**Task instructions**.
Show only lines that include "color".

**Material for this exercise**.
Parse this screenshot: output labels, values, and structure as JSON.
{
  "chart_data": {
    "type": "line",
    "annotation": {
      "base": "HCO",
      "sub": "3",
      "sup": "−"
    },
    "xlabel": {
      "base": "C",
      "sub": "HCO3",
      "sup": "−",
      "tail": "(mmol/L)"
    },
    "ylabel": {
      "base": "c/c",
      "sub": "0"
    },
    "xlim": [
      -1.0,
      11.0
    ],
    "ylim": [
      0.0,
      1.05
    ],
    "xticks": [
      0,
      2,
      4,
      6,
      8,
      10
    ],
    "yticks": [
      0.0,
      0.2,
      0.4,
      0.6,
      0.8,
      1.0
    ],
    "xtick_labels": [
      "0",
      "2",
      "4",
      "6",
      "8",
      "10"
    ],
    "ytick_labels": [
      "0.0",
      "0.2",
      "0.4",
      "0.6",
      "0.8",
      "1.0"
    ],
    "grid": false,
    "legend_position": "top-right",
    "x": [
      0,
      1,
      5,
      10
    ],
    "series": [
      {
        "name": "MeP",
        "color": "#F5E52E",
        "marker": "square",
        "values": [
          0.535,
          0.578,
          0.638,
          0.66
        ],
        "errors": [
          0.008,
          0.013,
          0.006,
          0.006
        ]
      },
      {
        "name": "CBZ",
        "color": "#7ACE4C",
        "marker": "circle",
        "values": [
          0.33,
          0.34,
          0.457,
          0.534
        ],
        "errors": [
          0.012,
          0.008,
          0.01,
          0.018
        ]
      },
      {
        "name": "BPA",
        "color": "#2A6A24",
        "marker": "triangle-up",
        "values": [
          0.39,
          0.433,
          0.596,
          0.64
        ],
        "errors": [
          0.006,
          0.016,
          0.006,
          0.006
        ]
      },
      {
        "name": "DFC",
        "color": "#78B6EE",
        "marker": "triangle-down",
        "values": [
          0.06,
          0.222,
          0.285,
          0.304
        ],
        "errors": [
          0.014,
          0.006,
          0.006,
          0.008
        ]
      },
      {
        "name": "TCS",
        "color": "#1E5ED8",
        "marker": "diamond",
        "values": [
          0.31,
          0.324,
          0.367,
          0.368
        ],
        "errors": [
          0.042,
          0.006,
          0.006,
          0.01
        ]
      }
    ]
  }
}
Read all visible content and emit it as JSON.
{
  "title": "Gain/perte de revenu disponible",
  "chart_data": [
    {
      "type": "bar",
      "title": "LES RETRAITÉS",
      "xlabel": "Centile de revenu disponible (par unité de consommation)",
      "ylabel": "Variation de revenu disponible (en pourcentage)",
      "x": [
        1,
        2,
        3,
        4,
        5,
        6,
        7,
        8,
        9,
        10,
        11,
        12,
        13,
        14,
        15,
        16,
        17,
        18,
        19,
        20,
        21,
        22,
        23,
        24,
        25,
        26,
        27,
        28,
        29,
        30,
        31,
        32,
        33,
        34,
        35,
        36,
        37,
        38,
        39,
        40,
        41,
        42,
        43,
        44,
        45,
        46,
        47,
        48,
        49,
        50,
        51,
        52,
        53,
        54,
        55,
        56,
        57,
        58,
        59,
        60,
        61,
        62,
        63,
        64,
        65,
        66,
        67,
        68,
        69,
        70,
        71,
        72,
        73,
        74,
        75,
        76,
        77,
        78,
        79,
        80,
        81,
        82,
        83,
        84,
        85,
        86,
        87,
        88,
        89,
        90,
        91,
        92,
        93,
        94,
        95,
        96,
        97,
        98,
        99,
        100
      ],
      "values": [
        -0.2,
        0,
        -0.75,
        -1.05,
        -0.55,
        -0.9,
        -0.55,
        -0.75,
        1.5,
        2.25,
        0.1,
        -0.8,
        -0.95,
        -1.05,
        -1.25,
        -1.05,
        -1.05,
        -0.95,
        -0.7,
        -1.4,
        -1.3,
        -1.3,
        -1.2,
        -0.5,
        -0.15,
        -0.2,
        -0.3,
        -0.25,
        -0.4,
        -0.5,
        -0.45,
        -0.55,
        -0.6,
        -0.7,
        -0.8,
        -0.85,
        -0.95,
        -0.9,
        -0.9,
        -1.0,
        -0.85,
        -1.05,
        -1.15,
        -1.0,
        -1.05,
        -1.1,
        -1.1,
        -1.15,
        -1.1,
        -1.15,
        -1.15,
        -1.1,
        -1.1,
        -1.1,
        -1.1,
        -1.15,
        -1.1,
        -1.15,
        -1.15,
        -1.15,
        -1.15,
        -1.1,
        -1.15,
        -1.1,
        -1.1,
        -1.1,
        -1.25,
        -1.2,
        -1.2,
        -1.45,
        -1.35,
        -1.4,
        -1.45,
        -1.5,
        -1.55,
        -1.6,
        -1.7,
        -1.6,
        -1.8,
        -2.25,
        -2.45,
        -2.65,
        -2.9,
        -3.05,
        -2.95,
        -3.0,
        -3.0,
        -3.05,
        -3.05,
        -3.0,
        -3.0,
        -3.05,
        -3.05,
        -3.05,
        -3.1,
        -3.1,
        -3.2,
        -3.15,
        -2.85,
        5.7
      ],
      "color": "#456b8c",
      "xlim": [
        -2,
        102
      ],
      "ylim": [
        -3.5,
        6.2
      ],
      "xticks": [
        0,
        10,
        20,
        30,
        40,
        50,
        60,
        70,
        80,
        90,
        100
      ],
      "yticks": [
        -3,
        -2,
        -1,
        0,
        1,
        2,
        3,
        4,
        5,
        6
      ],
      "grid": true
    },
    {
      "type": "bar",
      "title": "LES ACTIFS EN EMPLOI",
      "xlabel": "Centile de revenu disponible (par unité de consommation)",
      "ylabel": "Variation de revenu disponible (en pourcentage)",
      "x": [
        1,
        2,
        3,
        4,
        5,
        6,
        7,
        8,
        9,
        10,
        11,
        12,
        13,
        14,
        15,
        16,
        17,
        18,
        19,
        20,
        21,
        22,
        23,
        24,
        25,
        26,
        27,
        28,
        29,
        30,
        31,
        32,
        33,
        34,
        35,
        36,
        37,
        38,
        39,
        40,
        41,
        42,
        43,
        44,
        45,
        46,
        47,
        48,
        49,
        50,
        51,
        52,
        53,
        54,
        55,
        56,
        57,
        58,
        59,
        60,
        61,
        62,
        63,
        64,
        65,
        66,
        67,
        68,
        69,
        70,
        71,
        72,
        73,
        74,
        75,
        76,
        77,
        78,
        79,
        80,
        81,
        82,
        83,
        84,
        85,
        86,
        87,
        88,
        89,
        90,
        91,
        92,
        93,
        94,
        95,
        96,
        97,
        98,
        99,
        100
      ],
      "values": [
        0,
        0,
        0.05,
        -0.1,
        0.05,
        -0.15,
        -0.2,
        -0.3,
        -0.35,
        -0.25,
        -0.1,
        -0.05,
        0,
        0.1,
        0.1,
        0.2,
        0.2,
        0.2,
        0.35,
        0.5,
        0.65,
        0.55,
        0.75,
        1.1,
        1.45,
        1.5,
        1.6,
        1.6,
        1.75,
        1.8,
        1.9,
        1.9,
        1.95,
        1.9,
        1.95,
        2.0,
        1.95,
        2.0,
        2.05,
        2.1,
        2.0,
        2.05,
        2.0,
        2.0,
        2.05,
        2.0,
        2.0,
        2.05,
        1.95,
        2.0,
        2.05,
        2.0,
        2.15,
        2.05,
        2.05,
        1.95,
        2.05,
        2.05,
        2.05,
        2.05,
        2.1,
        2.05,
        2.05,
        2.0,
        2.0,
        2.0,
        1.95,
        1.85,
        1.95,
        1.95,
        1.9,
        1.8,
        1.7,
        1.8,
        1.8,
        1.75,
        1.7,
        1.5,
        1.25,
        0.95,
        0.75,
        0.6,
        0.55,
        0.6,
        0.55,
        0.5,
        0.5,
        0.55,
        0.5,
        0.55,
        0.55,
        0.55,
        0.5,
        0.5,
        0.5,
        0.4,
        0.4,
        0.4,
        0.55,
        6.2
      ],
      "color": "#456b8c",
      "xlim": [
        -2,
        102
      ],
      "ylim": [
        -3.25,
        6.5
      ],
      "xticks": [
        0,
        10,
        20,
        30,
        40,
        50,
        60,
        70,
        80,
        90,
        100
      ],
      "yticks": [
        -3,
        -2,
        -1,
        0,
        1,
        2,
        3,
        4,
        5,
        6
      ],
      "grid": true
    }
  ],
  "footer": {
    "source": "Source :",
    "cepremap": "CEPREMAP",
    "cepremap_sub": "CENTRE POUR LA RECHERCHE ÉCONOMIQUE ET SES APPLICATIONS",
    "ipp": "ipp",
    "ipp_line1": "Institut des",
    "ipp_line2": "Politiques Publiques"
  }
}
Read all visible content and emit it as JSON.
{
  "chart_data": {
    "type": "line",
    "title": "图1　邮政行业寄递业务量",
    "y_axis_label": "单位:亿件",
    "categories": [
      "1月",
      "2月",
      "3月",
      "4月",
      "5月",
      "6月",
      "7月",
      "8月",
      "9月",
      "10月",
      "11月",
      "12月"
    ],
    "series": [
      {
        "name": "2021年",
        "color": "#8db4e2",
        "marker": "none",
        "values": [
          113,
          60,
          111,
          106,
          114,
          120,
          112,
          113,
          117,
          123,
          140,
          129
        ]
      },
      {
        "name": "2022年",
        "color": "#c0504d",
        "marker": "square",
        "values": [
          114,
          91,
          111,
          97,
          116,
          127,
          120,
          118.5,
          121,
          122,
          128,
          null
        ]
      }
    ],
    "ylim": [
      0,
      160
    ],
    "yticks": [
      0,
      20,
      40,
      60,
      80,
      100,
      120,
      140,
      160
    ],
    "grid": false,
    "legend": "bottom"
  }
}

**Full solution**.
        "color": "#F5E52E",
        "color": "#7ACE4C",
        "color": "#2A6A24",
        "color": "#78B6EE",
        "color": "#1E5ED8",
      "color": "#456b8c",
      "color": "#456b8c",
        "color": "#8db4e2",
        "color": "#c0504d",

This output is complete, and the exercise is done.